• Work instructions:
Report how many lines in the records hold the string "JSON"; give the number and nothing else.

• Records from a collection of figures:
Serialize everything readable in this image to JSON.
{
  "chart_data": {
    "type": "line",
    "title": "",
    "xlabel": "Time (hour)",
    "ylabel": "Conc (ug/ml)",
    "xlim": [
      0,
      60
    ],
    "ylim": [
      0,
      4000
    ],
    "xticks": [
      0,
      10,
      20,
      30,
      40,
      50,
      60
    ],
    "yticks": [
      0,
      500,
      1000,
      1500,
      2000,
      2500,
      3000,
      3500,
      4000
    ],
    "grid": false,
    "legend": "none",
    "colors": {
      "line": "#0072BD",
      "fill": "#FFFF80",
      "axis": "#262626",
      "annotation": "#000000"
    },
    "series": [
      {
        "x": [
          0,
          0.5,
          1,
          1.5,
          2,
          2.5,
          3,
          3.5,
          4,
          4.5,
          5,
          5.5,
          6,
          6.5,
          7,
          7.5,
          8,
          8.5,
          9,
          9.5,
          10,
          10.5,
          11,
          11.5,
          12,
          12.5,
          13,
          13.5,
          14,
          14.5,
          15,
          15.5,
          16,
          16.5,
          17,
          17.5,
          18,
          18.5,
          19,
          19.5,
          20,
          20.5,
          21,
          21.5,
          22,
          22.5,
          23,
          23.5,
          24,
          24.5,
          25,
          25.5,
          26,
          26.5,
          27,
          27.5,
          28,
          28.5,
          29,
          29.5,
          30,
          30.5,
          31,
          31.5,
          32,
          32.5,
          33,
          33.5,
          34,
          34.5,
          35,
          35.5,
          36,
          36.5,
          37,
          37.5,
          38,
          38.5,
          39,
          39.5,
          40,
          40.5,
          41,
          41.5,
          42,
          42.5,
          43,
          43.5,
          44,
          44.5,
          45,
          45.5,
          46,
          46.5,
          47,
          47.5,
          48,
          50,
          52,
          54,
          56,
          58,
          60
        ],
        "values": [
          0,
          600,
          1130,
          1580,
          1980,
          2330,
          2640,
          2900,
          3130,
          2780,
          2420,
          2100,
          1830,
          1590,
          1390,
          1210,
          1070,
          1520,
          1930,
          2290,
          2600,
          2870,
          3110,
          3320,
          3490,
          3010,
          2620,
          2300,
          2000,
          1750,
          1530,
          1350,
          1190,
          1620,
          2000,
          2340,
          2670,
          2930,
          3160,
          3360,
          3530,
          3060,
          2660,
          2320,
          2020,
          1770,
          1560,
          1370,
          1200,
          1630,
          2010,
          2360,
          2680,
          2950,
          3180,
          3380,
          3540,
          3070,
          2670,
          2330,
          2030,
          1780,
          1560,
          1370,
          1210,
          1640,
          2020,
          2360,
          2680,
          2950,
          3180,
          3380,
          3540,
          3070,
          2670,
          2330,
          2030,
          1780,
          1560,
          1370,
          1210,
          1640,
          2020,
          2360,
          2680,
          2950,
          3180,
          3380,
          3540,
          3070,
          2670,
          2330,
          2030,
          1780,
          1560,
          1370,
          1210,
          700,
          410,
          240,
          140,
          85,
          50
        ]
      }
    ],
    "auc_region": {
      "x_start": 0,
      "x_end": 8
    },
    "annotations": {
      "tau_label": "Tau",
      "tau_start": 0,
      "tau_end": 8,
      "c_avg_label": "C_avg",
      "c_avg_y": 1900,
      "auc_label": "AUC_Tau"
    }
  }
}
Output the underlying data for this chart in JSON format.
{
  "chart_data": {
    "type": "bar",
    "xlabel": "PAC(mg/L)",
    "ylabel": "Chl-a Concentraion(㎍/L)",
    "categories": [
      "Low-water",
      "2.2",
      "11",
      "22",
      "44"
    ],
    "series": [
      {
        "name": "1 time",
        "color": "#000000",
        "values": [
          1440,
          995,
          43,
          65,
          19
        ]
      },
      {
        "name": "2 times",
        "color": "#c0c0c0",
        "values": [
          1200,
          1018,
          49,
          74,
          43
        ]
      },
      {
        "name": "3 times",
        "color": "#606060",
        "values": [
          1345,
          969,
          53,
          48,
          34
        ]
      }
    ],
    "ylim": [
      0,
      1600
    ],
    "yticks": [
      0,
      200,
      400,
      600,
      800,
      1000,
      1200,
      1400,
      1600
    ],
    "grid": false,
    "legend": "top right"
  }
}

• Task output:
2